■ Directive ■
Pull each line holding "triangle" out of the entries below.

Stored data entries:
****************************************

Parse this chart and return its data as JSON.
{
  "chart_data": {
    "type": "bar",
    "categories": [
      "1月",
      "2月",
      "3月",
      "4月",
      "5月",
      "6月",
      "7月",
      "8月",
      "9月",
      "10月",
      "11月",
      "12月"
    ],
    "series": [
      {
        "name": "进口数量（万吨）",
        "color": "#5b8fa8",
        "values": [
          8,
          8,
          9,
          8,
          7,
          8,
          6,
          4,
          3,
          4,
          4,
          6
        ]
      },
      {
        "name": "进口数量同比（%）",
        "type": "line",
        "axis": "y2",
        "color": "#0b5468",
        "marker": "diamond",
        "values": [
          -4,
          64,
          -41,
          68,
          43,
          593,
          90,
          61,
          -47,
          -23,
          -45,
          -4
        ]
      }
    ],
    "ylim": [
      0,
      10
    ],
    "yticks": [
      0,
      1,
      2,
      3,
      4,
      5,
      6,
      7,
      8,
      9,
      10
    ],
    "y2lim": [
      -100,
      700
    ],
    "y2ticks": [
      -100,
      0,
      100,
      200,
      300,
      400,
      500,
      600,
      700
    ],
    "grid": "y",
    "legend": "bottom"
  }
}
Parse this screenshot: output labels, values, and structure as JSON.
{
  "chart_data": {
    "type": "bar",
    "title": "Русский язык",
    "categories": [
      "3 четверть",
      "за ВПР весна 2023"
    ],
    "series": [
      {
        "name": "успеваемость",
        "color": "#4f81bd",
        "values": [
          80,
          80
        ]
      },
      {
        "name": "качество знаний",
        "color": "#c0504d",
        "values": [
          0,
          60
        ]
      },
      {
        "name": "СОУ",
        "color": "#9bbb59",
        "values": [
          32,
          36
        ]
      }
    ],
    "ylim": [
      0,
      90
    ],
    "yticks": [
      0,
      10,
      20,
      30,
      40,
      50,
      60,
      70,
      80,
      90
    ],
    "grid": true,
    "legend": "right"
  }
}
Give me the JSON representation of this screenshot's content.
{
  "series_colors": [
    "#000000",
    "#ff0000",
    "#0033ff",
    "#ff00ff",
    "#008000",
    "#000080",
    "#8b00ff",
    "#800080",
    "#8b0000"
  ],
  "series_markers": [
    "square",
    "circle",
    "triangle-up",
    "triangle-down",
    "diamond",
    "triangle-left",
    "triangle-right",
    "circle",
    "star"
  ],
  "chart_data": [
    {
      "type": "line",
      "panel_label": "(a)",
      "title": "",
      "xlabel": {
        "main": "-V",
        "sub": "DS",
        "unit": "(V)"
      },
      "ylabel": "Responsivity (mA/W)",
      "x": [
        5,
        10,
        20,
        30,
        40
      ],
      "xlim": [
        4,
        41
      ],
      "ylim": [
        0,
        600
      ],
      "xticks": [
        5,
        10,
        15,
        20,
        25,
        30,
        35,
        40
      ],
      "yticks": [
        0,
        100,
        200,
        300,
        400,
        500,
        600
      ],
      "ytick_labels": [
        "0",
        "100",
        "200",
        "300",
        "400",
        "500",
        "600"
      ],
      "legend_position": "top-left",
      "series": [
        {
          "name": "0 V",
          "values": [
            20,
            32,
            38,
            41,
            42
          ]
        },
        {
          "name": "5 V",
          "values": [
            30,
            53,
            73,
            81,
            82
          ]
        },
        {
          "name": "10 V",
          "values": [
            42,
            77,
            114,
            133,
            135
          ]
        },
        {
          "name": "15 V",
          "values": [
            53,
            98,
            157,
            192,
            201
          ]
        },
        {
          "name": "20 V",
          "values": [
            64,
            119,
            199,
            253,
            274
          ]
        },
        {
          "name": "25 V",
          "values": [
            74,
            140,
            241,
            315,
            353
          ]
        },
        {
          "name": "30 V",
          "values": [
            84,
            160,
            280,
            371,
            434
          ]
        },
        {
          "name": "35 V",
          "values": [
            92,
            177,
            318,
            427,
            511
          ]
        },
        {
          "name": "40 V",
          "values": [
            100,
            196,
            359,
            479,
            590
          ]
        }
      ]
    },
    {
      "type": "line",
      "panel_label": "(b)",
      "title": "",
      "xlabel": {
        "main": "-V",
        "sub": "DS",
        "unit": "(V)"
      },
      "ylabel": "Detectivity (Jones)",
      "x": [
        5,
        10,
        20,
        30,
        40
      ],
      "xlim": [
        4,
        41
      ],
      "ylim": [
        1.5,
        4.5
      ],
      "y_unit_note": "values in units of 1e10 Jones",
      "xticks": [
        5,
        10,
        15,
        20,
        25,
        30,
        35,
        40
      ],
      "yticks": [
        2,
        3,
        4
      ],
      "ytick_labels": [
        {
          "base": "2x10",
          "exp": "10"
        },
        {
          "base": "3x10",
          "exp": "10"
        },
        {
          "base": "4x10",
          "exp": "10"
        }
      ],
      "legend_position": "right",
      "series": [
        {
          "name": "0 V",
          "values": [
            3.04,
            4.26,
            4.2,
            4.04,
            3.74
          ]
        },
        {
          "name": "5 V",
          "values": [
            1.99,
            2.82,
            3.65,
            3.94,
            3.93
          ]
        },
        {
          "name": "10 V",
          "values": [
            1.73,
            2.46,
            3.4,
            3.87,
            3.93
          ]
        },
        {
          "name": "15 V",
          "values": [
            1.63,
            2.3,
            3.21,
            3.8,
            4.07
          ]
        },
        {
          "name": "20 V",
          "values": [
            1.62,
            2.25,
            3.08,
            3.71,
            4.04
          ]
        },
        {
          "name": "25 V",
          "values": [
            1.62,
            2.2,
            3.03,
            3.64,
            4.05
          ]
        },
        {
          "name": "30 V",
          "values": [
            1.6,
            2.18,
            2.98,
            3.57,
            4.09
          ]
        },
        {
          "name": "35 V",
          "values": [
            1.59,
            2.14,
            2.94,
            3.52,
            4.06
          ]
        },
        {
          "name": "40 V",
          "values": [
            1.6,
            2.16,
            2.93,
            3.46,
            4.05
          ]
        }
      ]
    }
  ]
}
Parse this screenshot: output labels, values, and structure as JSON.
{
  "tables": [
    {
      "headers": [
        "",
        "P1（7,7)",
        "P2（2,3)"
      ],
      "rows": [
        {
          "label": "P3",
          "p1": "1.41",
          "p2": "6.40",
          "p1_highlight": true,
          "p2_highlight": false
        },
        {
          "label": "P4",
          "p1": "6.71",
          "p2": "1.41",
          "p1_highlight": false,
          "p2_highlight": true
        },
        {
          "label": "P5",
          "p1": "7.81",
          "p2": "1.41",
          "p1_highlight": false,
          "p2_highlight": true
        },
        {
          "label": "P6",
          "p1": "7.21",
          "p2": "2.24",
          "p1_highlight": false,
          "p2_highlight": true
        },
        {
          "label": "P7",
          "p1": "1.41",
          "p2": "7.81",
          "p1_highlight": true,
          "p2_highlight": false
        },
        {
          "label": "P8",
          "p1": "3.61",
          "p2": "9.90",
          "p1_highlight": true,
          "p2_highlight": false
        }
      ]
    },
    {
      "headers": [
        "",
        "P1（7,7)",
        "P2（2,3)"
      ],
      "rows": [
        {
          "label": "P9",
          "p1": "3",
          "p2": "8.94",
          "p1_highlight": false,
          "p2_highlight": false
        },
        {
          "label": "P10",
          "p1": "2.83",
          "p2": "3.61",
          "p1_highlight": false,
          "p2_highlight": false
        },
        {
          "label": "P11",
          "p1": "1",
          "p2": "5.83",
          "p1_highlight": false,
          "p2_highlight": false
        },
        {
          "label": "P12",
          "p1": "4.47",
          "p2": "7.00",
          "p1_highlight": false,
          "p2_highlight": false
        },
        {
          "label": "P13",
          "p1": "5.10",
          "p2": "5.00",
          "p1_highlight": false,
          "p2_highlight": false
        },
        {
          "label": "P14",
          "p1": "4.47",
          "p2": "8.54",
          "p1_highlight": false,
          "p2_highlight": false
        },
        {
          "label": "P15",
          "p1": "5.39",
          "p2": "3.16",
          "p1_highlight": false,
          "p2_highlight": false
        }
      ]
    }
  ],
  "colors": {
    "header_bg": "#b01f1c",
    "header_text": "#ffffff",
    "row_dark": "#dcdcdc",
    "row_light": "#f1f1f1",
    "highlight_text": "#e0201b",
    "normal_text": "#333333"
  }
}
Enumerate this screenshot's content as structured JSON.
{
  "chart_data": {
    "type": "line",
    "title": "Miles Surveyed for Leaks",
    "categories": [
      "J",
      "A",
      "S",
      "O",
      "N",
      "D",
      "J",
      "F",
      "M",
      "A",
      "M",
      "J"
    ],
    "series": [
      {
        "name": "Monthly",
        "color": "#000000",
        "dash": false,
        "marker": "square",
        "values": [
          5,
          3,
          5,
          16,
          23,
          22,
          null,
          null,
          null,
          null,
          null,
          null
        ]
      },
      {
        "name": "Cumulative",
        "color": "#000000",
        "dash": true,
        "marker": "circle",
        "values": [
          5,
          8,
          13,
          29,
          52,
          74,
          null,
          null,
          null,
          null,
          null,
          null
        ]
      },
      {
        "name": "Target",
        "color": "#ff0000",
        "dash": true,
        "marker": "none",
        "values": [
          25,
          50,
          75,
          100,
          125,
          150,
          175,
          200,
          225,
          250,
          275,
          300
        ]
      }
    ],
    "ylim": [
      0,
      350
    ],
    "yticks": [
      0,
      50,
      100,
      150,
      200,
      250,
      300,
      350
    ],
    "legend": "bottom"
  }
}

****************************************

■ Final result ■
    "triangle-up",
    "triangle-down",
    "triangle-left",
    "triangle-right",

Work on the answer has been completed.